▶ WHAT IS EXPECTED: Type out every line below exactly as it reads.

-- START OF STORED RECORDS --

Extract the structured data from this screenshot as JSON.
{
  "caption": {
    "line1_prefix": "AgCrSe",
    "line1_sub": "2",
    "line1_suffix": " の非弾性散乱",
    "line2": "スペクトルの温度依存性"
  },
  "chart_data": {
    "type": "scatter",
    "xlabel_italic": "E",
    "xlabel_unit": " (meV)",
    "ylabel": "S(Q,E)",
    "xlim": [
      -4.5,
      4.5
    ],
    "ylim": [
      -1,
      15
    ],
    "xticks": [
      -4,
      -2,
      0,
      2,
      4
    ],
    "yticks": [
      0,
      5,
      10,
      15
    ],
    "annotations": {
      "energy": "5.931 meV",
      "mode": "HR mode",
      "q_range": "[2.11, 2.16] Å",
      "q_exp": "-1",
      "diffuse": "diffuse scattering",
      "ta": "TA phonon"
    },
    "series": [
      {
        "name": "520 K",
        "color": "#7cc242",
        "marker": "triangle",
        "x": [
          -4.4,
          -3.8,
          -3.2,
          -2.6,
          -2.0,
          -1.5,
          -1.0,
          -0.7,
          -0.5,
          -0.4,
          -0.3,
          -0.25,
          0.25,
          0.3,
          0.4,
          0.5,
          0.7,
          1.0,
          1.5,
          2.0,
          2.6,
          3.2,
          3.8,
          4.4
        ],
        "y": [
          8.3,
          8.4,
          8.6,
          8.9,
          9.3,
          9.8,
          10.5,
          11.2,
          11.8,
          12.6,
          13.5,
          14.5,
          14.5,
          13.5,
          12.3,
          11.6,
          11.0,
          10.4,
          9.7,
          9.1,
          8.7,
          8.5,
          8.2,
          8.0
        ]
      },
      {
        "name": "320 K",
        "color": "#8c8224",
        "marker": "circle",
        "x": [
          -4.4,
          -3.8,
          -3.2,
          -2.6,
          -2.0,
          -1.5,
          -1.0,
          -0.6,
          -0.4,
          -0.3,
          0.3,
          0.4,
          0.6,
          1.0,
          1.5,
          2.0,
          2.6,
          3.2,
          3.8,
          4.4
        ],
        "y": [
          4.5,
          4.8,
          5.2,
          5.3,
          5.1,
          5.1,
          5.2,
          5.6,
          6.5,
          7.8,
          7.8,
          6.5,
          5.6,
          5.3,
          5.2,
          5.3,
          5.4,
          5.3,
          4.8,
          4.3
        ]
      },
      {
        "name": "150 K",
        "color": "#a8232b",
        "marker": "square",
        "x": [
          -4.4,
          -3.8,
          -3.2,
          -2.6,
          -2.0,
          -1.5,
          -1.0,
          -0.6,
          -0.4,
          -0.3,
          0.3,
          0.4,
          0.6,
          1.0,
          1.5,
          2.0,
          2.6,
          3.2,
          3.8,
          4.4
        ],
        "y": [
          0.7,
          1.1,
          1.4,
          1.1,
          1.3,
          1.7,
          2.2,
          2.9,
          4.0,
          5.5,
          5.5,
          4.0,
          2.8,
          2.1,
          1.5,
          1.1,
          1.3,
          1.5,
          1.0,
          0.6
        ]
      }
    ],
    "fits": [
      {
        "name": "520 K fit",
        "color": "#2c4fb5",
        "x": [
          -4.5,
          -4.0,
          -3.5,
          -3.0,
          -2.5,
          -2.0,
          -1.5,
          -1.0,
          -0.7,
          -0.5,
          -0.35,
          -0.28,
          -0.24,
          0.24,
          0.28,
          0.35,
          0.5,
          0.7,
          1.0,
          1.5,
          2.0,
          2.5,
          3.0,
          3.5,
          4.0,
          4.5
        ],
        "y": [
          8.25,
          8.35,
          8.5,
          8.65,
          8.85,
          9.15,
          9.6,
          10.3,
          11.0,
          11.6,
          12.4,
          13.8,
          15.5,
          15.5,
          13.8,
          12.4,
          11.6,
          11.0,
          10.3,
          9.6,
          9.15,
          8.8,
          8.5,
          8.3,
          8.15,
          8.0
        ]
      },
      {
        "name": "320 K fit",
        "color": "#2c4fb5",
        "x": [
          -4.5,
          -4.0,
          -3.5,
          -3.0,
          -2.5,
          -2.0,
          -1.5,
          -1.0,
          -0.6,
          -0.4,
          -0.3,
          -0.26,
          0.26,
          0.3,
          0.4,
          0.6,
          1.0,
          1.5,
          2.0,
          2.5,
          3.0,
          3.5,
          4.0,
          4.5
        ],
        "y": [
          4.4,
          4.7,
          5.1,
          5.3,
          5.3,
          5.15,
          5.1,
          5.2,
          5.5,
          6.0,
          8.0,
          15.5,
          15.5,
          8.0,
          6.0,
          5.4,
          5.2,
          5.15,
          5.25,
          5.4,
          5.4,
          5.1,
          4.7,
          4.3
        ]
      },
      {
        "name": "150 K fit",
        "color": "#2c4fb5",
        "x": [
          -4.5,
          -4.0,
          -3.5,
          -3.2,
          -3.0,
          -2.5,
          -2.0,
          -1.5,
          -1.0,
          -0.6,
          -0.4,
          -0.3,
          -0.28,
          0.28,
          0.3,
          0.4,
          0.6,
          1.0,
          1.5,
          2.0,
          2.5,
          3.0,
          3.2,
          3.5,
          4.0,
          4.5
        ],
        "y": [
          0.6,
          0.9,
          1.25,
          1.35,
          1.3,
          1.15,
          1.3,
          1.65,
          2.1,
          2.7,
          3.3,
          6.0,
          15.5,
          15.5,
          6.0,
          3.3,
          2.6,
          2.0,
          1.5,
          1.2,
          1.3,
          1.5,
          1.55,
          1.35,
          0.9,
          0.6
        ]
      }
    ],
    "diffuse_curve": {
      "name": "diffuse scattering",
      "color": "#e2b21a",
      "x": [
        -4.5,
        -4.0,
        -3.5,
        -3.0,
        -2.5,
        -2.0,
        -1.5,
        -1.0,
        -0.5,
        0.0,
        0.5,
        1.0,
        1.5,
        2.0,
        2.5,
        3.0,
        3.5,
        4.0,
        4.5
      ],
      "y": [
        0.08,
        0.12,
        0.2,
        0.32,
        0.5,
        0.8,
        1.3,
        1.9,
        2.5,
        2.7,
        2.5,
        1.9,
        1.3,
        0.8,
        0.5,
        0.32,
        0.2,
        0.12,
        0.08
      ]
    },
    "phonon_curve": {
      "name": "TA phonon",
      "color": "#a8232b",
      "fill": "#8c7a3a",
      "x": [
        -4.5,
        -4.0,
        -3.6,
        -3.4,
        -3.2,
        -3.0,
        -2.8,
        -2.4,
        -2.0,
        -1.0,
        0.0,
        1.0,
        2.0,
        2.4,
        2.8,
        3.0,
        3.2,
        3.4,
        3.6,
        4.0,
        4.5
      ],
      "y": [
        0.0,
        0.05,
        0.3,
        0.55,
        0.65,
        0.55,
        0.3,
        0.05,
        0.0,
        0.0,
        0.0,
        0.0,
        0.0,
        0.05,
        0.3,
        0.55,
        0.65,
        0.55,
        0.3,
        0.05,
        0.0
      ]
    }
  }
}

-- END OF STORED RECORDS --

▶ WORKED ANSWER:
Extract the structured data from this screenshot as JSON.
{
  "caption": {
    "line1_prefix": "AgCrSe",
    "line1_sub": "2",
    "line1_suffix": " の非弾性散乱",
    "line2": "スペクトルの温度依存性"
  },
  "chart_data": {
    "type": "scatter",
    "xlabel_italic": "E",
    "xlabel_unit": " (meV)",
    "ylabel": "S(Q,E)",
    "xlim": [
      -4.5,
      4.5
    ],
    "ylim": [
      -1,
      15
    ],
    "xticks": [
      -4,
      -2,
      0,
      2,
      4
    ],
    "yticks": [
      0,
      5,
      10,
      15
    ],
    "annotations": {
      "energy": "5.931 meV",
      "mode": "HR mode",
      "q_range": "[2.11, 2.16] Å",
      "q_exp": "-1",
      "diffuse": "diffuse scattering",
      "ta": "TA phonon"
    },
    "series": [
      {
        "name": "520 K",
        "color": "#7cc242",
        "marker": "triangle",
        "x": [
          -4.4,
          -3.8,
          -3.2,
          -2.6,
          -2.0,
          -1.5,
          -1.0,
          -0.7,
          -0.5,
          -0.4,
          -0.3,
          -0.25,
          0.25,
          0.3,
          0.4,
          0.5,
          0.7,
          1.0,
          1.5,
          2.0,
          2.6,
          3.2,
          3.8,
          4.4
        ],
        "y": [
          8.3,
          8.4,
          8.6,
          8.9,
          9.3,
          9.8,
          10.5,
          11.2,
          11.8,
          12.6,
          13.5,
          14.5,
          14.5,
          13.5,
          12.3,
          11.6,
          11.0,
          10.4,
          9.7,
          9.1,
          8.7,
          8.5,
          8.2,
          8.0
        ]
      },
      {
        "name": "320 K",
        "color": "#8c8224",
        "marker": "circle",
        "x": [
          -4.4,
          -3.8,
          -3.2,
          -2.6,
          -2.0,
          -1.5,
          -1.0,
          -0.6,
          -0.4,
          -0.3,
          0.3,
          0.4,
          0.6,
          1.0,
          1.5,
          2.0,
          2.6,
          3.2,
          3.8,
          4.4
        ],
        "y": [
          4.5,
          4.8,
          5.2,
          5.3,
          5.1,
          5.1,
          5.2,
          5.6,
          6.5,
          7.8,
          7.8,
          6.5,
          5.6,
          5.3,
          5.2,
          5.3,
          5.4,
          5.3,
          4.8,
          4.3
        ]
      },
      {
        "name": "150 K",
        "color": "#a8232b",
        "marker": "square",
        "x": [
          -4.4,
          -3.8,
          -3.2,
          -2.6,
          -2.0,
          -1.5,
          -1.0,
          -0.6,
          -0.4,
          -0.3,
          0.3,
          0.4,
          0.6,
          1.0,
          1.5,
          2.0,
          2.6,
          3.2,
          3.8,
          4.4
        ],
        "y": [
          0.7,
          1.1,
          1.4,
          1.1,
          1.3,
          1.7,
          2.2,
          2.9,
          4.0,
          5.5,
          5.5,
          4.0,
          2.8,
          2.1,
          1.5,
          1.1,
          1.3,
          1.5,
          1.0,
          0.6
        ]
      }
    ],
    "fits": [
      {
        "name": "520 K fit",
        "color": "#2c4fb5",
        "x": [
          -4.5,
          -4.0,
          -3.5,
          -3.0,
          -2.5,
          -2.0,
          -1.5,
          -1.0,
          -0.7,
          -0.5,
          -0.35,
          -0.28,
          -0.24,
          0.24,
          0.28,
          0.35,
          0.5,
          0.7,
          1.0,
          1.5,
          2.0,
          2.5,
          3.0,
          3.5,
          4.0,
          4.5
        ],
        "y": [
          8.25,
          8.35,
          8.5,
          8.65,
          8.85,
          9.15,
          9.6,
          10.3,
          11.0,
          11.6,
          12.4,
          13.8,
          15.5,
          15.5,
          13.8,
          12.4,
          11.6,
          11.0,
          10.3,
          9.6,
          9.15,
          8.8,
          8.5,
          8.3,
          8.15,
          8.0
        ]
      },
      {
        "name": "320 K fit",
        "color": "#2c4fb5",
        "x": [
          -4.5,
          -4.0,
          -3.5,
          -3.0,
          -2.5,
          -2.0,
          -1.5,
          -1.0,
          -0.6,
          -0.4,
          -0.3,
          -0.26,
          0.26,
          0.3,
          0.4,
          0.6,
          1.0,
          1.5,
          2.0,
          2.5,
          3.0,
          3.5,
          4.0,
          4.5
        ],
        "y": [
          4.4,
          4.7,
          5.1,
          5.3,
          5.3,
          5.15,
          5.1,
          5.2,
          5.5,
          6.0,
          8.0,
          15.5,
          15.5,
          8.0,
          6.0,
          5.4,
          5.2,
          5.15,
          5.25,
          5.4,
          5.4,
          5.1,
          4.7,
          4.3
        ]
      },
      {
        "name": "150 K fit",
        "color": "#2c4fb5",
        "x": [
          -4.5,
          -4.0,
          -3.5,
          -3.2,
          -3.0,
          -2.5,
          -2.0,
          -1.5,
          -1.0,
          -0.6,
          -0.4,
          -0.3,
          -0.28,
          0.28,
          0.3,
          0.4,
          0.6,
          1.0,
          1.5,
          2.0,
          2.5,
          3.0,
          3.2,
          3.5,
          4.0,
          4.5
        ],
        "y": [
          0.6,
          0.9,
          1.25,
          1.35,
          1.3,
          1.15,
          1.3,
          1.65,
          2.1,
          2.7,
          3.3,
          6.0,
          15.5,
          15.5,
          6.0,
          3.3,
          2.6,
          2.0,
          1.5,
          1.2,
          1.3,
          1.5,
          1.55,
          1.35,
          0.9,
          0.6
        ]
      }
    ],
    "diffuse_curve": {
      "name": "diffuse scattering",
      "color": "#e2b21a",
      "x": [
        -4.5,
        -4.0,
        -3.5,
        -3.0,
        -2.5,
        -2.0,
        -1.5,
        -1.0,
        -0.5,
        0.0,
        0.5,
        1.0,
        1.5,
        2.0,
        2.5,
        3.0,
        3.5,
        4.0,
        4.5
      ],
      "y": [
        0.08,
        0.12,
        0.2,
        0.32,
        0.5,
        0.8,
        1.3,
        1.9,
        2.5,
        2.7,
        2.5,
        1.9,
        1.3,
        0.8,
        0.5,
        0.32,
        0.2,
        0.12,
        0.08
      ]
    },
    "phonon_curve": {
      "name": "TA phonon",
      "color": "#a8232b",
      "fill": "#8c7a3a",
      "x": [
        -4.5,
        -4.0,
        -3.6,
        -3.4,
        -3.2,
        -3.0,
        -2.8,
        -2.4,
        -2.0,
        -1.0,
        0.0,
        1.0,
        2.0,
        2.4,
        2.8,
        3.0,
        3.2,
        3.4,
        3.6,
        4.0,
        4.5
      ],
      "y": [
        0.0,
        0.05,
        0.3,
        0.55,
        0.65,
        0.55,
        0.3,
        0.05,
        0.0,
        0.0,
        0.0,
        0.0,
        0.0,
        0.05,
        0.3,
        0.55,
        0.65,
        0.55,
        0.3,
        0.05,
        0.0
      ]
    }
  }
}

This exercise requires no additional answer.